● WORK TO DO
Rename "y-tick-label" to "y-axis-tick" in the stretch from the start of the lines through the line containing "bar (766, 451, 777, 479)", and give those lines back with nothing else changed.

┄┄┄┄┄┄┄┄┄┄

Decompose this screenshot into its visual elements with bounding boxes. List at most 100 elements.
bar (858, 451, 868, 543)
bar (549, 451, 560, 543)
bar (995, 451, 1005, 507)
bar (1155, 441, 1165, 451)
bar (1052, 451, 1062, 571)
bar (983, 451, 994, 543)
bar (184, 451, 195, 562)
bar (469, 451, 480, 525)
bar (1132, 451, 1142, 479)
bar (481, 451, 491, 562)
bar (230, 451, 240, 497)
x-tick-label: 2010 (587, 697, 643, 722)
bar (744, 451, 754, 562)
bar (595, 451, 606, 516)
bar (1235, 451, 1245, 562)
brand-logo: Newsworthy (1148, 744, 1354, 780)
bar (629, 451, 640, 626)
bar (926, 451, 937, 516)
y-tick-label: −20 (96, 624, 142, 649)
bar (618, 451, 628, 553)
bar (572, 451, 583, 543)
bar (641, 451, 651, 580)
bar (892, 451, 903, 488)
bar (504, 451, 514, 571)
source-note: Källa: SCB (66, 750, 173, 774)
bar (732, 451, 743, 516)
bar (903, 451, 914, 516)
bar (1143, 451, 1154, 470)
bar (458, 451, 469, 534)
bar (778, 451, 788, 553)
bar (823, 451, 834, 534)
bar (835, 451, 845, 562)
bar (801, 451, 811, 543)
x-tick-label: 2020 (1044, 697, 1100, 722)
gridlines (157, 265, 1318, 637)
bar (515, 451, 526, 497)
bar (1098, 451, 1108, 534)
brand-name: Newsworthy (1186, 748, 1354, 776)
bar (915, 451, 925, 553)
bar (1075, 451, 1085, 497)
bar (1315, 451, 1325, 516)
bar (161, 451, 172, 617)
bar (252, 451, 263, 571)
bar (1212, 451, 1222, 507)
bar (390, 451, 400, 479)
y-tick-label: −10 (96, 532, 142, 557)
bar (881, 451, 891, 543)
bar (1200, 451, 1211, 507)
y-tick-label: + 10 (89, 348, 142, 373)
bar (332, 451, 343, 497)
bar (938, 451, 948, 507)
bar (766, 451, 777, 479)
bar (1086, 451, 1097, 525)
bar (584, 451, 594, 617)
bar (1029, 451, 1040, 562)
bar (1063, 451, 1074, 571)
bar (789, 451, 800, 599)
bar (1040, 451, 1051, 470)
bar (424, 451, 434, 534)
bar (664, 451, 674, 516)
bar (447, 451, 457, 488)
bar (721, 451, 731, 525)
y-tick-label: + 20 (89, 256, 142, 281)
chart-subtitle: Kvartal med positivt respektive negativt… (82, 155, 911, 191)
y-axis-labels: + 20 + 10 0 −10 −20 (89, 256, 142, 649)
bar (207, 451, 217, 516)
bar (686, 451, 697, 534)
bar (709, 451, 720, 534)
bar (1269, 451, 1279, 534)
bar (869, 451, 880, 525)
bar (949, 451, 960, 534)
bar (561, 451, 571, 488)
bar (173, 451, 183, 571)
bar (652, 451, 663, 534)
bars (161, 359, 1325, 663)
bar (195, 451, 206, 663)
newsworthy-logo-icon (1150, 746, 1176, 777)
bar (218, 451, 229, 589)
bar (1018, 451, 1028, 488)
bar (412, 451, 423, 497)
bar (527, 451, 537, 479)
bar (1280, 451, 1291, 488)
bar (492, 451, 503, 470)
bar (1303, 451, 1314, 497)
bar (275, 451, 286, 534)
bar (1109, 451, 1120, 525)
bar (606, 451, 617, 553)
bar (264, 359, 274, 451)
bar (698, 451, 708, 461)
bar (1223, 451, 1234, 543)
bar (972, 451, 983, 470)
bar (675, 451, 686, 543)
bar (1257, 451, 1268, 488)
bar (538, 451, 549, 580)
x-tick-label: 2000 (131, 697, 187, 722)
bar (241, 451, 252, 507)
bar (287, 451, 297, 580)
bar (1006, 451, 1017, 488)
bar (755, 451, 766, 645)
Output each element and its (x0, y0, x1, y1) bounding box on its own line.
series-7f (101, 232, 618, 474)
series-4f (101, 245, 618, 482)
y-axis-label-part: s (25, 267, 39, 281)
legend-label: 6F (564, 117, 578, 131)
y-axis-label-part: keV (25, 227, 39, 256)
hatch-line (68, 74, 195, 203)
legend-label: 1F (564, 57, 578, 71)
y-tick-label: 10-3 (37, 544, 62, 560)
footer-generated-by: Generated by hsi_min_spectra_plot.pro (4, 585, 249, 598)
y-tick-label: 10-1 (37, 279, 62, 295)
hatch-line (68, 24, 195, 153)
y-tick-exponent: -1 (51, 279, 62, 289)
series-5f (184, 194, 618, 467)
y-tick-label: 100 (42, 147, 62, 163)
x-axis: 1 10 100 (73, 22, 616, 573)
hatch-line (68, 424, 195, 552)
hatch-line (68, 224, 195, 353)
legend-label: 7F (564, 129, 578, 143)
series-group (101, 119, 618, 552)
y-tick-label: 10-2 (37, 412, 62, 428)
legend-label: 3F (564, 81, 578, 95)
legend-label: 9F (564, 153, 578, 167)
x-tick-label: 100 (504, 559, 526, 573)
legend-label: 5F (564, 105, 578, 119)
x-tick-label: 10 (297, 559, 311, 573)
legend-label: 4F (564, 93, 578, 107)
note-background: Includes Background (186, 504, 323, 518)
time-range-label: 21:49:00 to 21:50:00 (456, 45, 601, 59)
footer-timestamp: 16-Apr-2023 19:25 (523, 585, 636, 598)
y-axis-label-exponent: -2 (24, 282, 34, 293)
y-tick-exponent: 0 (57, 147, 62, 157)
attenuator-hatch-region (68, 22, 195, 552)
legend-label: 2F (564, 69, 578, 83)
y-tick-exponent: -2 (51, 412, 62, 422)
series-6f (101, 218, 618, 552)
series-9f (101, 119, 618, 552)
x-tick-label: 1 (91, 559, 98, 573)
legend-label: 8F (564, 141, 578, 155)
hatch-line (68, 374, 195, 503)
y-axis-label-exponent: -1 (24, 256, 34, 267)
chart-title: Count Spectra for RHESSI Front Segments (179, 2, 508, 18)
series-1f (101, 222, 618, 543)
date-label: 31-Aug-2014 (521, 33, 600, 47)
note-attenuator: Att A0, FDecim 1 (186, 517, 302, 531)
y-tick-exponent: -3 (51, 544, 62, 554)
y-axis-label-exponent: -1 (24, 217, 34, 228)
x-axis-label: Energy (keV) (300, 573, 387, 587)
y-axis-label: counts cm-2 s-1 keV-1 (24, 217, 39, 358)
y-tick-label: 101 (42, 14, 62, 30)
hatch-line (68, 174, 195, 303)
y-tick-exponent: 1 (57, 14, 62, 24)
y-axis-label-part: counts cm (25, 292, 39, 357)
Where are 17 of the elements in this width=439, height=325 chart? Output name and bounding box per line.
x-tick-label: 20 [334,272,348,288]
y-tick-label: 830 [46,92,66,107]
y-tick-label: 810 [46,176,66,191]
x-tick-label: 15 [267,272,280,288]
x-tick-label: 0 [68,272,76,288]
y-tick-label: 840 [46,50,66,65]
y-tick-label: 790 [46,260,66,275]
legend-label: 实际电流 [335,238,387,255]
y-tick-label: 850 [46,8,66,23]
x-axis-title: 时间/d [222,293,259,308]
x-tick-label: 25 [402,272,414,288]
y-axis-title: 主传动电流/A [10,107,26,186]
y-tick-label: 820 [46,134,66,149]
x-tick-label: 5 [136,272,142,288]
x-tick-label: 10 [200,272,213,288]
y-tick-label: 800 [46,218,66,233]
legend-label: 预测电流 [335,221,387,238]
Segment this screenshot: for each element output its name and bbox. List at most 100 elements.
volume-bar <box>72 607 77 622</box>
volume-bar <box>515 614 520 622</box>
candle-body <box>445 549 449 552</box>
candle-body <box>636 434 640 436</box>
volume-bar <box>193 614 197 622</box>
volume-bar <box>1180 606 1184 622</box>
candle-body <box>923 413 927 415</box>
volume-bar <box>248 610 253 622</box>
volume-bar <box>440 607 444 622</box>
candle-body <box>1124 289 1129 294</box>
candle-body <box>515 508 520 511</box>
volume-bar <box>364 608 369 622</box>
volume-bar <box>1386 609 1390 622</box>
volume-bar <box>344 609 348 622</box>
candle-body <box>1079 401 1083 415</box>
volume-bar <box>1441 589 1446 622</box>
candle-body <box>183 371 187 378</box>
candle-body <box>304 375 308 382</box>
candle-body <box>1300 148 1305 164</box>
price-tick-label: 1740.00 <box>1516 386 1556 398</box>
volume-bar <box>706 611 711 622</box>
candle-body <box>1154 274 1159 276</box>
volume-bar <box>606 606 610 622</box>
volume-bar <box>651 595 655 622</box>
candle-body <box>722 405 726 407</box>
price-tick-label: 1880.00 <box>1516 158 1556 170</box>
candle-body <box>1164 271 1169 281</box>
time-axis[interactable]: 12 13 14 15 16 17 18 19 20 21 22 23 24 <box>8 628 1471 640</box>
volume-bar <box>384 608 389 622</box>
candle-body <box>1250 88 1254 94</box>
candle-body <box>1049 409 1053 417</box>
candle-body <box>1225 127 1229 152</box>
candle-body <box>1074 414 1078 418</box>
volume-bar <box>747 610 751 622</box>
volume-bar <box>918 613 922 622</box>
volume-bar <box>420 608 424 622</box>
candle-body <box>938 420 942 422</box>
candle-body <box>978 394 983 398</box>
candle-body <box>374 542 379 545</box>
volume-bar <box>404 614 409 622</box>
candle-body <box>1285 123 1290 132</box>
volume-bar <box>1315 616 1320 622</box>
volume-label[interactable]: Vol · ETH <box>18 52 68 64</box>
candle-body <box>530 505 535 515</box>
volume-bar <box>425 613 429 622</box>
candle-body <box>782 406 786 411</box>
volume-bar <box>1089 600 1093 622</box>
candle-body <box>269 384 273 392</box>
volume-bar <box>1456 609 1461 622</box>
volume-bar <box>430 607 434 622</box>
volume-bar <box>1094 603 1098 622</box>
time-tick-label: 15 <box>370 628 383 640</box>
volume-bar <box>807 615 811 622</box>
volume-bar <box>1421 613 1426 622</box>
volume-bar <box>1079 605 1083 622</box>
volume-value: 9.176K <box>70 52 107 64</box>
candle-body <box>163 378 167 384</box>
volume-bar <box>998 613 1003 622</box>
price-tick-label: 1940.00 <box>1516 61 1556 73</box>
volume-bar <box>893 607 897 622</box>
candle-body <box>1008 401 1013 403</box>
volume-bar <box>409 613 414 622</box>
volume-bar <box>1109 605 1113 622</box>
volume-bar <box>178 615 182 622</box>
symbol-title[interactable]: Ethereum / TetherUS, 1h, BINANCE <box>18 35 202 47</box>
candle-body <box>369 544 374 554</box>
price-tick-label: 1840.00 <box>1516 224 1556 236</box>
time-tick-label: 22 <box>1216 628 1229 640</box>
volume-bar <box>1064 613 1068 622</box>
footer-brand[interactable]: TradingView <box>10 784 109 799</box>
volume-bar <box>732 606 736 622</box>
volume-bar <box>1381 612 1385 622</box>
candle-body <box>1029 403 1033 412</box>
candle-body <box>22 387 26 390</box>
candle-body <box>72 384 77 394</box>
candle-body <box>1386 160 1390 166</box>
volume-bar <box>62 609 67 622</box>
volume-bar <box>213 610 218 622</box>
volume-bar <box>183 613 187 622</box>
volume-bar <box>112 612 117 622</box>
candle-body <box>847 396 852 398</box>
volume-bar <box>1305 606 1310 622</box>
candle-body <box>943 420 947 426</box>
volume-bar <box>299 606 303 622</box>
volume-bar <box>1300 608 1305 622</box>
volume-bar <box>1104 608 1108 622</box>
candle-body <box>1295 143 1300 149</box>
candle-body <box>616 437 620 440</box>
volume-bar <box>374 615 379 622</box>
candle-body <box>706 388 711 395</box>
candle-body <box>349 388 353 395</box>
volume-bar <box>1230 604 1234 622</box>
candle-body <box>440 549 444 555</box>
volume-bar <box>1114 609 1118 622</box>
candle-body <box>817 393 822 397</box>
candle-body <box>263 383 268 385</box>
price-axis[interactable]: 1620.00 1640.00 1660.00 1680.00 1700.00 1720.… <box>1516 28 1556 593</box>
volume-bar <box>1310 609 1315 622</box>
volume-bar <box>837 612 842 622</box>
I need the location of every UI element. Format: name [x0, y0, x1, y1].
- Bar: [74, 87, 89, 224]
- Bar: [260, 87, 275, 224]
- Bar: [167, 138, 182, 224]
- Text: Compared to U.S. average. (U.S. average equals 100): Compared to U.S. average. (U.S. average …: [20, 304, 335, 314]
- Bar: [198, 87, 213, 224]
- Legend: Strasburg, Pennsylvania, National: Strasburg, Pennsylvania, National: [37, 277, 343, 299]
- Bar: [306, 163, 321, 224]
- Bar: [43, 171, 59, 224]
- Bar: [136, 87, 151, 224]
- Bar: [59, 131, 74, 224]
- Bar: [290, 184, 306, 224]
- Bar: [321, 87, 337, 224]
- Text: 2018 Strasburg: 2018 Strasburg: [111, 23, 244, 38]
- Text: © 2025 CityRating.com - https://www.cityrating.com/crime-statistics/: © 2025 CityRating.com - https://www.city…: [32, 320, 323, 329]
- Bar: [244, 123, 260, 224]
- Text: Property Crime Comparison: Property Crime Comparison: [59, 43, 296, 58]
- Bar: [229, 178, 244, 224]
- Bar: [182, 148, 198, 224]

┄┄┄┄┄┄┄┄┄┄

● SOLVED EXERCISE
Decompose this screenshot into its visual elements with bounding boxes. List at most 100 elements.
bar (858, 451, 868, 543)
bar (549, 451, 560, 543)
bar (995, 451, 1005, 507)
bar (1155, 441, 1165, 451)
bar (1052, 451, 1062, 571)
bar (983, 451, 994, 543)
bar (184, 451, 195, 562)
bar (469, 451, 480, 525)
bar (1132, 451, 1142, 479)
bar (481, 451, 491, 562)
bar (230, 451, 240, 497)
x-tick-label: 2010 (587, 697, 643, 722)
bar (744, 451, 754, 562)
bar (595, 451, 606, 516)
bar (1235, 451, 1245, 562)
brand-logo: Newsworthy (1148, 744, 1354, 780)
bar (629, 451, 640, 626)
bar (926, 451, 937, 516)
y-axis-tick: −20 (96, 624, 142, 649)
bar (618, 451, 628, 553)
bar (572, 451, 583, 543)
bar (641, 451, 651, 580)
bar (892, 451, 903, 488)
bar (504, 451, 514, 571)
source-note: Källa: SCB (66, 750, 173, 774)
bar (732, 451, 743, 516)
bar (903, 451, 914, 516)
bar (1143, 451, 1154, 470)
bar (458, 451, 469, 534)
bar (778, 451, 788, 553)
bar (823, 451, 834, 534)
bar (835, 451, 845, 562)
bar (801, 451, 811, 543)
x-tick-label: 2020 (1044, 697, 1100, 722)
gridlines (157, 265, 1318, 637)
bar (515, 451, 526, 497)
bar (1098, 451, 1108, 534)
brand-name: Newsworthy (1186, 748, 1354, 776)
bar (915, 451, 925, 553)
bar (1075, 451, 1085, 497)
bar (1315, 451, 1325, 516)
bar (161, 451, 172, 617)
bar (252, 451, 263, 571)
bar (1212, 451, 1222, 507)
bar (390, 451, 400, 479)
y-axis-tick: −10 (96, 532, 142, 557)
bar (881, 451, 891, 543)
bar (1200, 451, 1211, 507)
y-axis-tick: + 10 (89, 348, 142, 373)
bar (332, 451, 343, 497)
bar (938, 451, 948, 507)
bar (766, 451, 777, 479)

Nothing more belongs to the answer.